------ Data extract ------

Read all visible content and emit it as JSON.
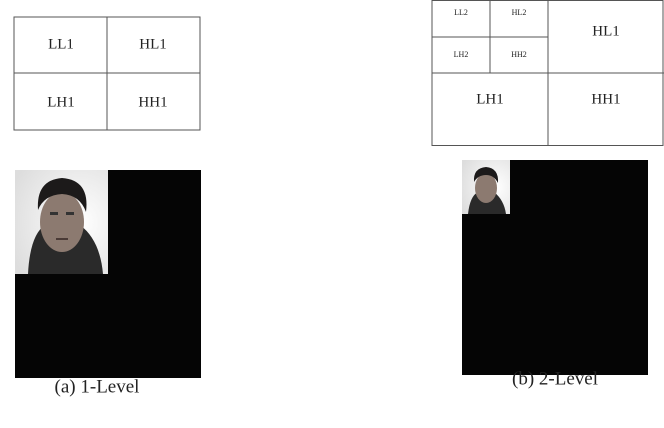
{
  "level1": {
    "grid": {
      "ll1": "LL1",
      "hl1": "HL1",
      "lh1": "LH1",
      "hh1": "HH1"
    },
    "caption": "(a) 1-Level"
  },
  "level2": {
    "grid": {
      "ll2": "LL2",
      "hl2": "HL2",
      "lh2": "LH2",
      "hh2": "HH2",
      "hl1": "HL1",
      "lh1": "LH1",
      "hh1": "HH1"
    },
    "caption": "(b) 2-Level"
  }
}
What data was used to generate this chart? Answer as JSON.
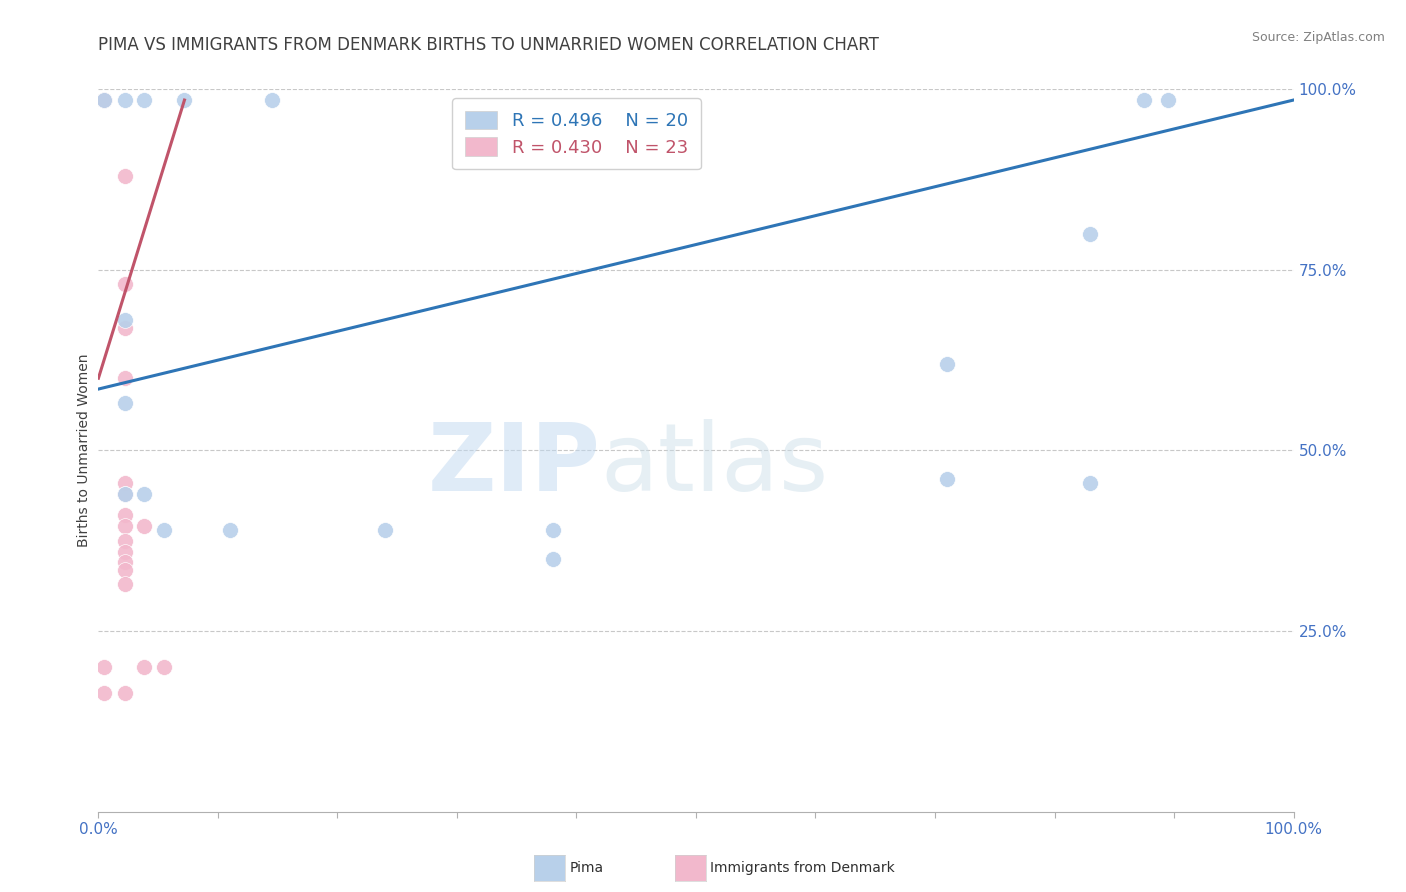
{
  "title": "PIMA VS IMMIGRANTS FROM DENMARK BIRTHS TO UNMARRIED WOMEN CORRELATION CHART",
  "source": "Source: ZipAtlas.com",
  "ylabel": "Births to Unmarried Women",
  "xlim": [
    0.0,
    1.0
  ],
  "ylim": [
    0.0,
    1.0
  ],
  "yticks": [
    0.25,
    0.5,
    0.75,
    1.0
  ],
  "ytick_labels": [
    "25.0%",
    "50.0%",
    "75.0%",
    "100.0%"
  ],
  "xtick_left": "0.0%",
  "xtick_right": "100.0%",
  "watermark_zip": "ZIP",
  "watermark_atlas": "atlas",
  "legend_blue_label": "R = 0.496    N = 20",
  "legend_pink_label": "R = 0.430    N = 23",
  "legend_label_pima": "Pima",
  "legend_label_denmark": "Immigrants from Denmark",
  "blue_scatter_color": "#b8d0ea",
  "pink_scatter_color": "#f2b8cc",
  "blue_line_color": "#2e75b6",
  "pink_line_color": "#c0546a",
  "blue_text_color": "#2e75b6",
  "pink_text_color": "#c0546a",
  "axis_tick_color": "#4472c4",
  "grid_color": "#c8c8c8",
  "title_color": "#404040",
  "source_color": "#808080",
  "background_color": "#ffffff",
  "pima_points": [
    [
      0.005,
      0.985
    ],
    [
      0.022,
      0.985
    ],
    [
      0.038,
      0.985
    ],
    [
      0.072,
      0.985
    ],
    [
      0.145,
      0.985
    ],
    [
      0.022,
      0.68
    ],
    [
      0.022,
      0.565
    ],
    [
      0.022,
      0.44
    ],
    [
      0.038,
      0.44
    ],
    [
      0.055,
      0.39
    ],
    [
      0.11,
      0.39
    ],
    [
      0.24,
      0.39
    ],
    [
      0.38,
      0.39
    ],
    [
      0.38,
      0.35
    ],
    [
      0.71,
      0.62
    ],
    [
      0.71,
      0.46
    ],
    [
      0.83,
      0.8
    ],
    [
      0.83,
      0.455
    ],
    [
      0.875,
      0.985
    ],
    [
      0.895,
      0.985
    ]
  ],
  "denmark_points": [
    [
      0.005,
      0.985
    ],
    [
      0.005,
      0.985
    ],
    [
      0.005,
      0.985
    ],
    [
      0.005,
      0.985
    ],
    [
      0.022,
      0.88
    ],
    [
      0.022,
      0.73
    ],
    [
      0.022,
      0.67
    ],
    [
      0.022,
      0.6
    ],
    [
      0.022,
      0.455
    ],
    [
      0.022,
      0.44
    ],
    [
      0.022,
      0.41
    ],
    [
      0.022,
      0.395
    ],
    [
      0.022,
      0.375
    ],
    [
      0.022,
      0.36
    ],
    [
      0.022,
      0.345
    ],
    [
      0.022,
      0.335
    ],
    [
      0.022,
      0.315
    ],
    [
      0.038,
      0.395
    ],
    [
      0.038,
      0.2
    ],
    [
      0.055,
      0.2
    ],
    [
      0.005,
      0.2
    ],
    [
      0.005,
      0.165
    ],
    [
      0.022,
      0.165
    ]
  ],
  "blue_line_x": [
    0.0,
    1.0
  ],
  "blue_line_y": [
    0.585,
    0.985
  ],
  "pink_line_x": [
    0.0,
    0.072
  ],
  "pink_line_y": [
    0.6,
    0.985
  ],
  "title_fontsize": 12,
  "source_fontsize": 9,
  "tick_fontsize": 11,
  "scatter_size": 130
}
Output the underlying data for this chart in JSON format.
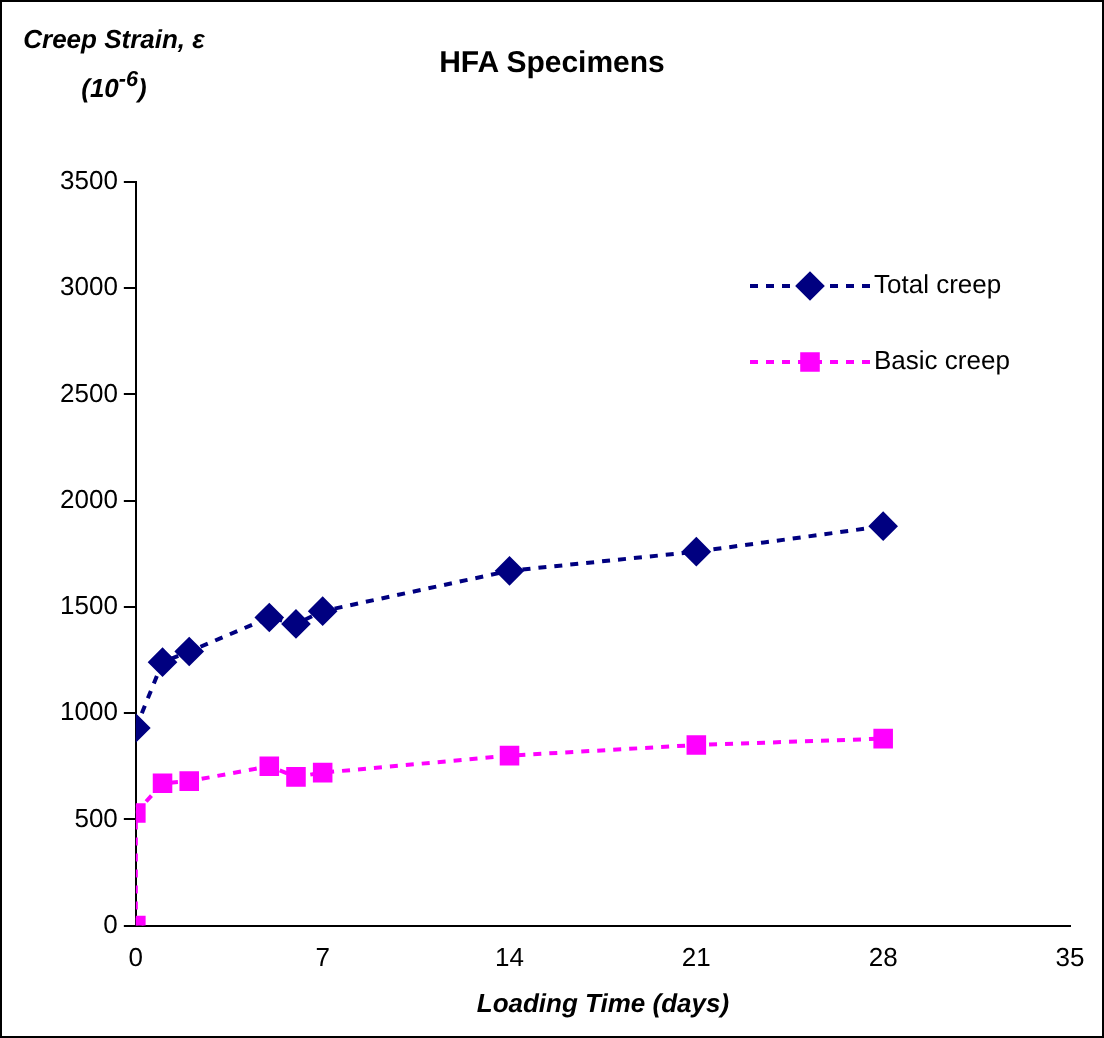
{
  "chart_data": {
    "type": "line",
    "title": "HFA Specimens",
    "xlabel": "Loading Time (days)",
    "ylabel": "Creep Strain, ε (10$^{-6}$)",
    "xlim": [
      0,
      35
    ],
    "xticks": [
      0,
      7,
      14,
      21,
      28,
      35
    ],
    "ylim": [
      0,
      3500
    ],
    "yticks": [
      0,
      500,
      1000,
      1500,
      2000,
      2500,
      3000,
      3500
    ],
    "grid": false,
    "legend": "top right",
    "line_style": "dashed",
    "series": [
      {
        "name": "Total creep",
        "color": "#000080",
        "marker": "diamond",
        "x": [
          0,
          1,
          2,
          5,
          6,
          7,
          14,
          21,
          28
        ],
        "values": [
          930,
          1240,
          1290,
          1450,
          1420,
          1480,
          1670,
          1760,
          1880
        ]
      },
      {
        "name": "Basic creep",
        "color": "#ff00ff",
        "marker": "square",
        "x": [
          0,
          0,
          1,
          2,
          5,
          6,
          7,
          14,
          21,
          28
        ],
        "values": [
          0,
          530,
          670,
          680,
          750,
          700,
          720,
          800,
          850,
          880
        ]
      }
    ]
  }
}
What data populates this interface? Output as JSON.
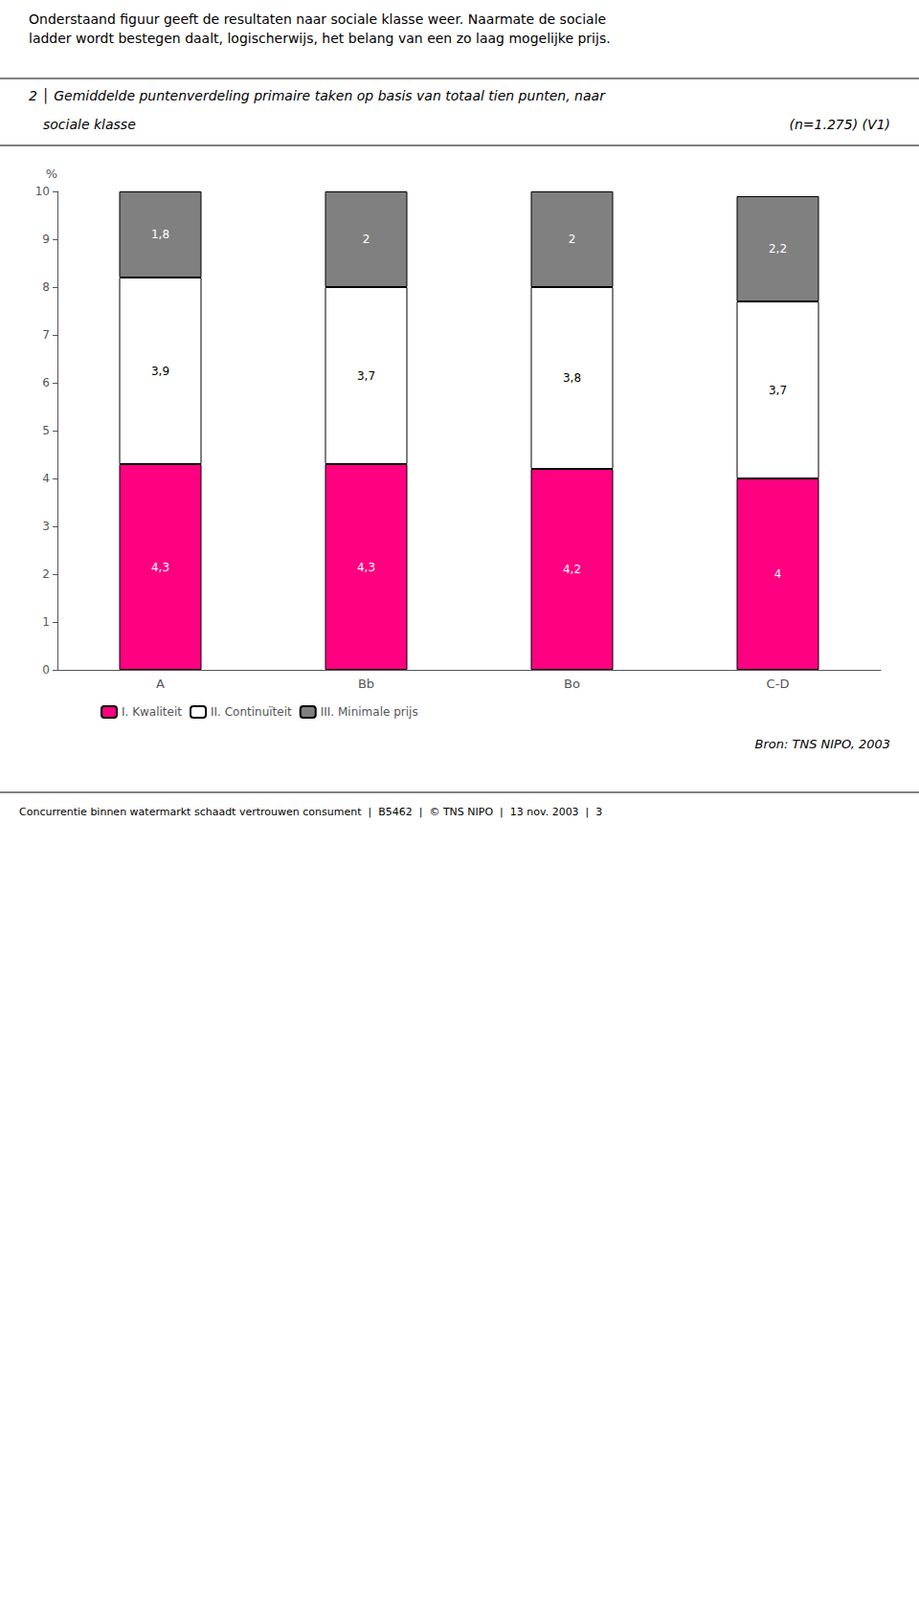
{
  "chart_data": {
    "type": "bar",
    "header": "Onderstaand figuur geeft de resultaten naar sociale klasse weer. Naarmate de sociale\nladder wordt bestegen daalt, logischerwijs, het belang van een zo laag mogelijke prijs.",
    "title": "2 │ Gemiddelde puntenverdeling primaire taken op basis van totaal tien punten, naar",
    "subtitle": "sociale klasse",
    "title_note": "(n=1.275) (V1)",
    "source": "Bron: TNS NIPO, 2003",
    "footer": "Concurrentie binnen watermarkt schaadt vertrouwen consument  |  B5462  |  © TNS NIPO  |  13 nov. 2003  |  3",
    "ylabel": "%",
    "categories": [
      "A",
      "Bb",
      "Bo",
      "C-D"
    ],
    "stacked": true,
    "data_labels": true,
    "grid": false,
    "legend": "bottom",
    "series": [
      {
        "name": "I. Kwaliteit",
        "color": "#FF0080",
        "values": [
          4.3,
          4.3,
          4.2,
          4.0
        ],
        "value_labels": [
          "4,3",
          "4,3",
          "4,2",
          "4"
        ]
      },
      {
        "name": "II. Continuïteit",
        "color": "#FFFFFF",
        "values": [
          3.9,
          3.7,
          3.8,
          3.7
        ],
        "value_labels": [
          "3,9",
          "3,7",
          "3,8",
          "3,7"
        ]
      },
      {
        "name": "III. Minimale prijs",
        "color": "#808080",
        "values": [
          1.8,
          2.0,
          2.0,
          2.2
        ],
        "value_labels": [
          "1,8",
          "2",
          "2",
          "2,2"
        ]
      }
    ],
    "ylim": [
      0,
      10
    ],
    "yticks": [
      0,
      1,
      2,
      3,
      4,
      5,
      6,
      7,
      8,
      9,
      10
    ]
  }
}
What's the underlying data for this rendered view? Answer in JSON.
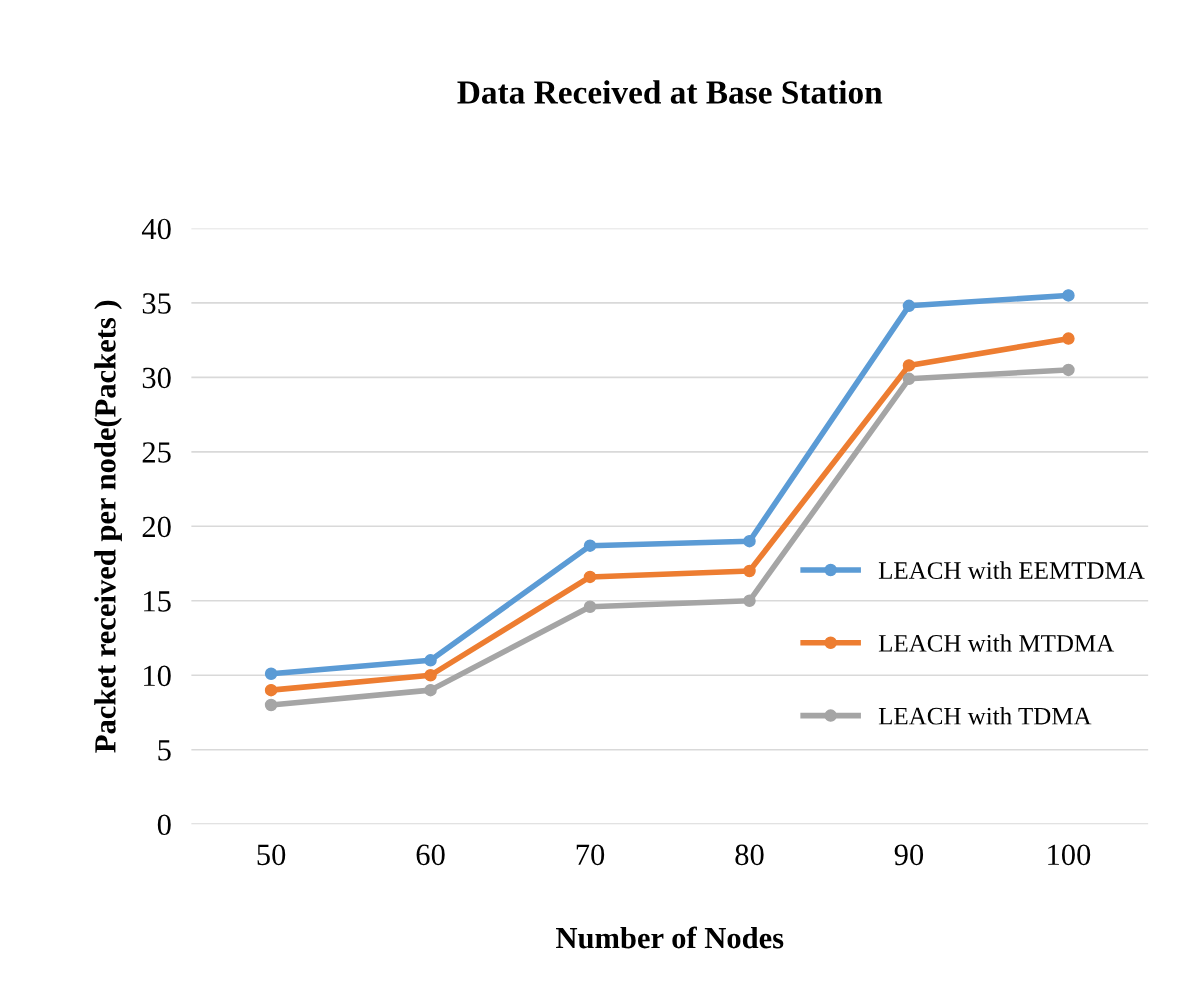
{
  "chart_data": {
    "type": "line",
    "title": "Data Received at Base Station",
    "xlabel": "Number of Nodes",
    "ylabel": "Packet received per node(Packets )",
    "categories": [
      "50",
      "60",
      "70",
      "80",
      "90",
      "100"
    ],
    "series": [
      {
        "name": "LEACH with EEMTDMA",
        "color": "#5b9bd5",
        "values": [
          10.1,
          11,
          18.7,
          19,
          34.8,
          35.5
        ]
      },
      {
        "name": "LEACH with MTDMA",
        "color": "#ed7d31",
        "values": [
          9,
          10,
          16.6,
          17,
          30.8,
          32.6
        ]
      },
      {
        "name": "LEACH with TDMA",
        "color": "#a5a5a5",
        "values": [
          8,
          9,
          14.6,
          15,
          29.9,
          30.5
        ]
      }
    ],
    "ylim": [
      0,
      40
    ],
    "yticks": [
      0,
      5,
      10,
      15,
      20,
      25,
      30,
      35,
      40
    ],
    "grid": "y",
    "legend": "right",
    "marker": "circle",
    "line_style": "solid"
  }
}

------

*To be done*
Look through the entries above and report each line where the string "LEACH" occurs.

*Answer below*
        "name": "LEACH with EEMTDMA",
        "name": "LEACH with MTDMA",
        "name": "LEACH with TDMA",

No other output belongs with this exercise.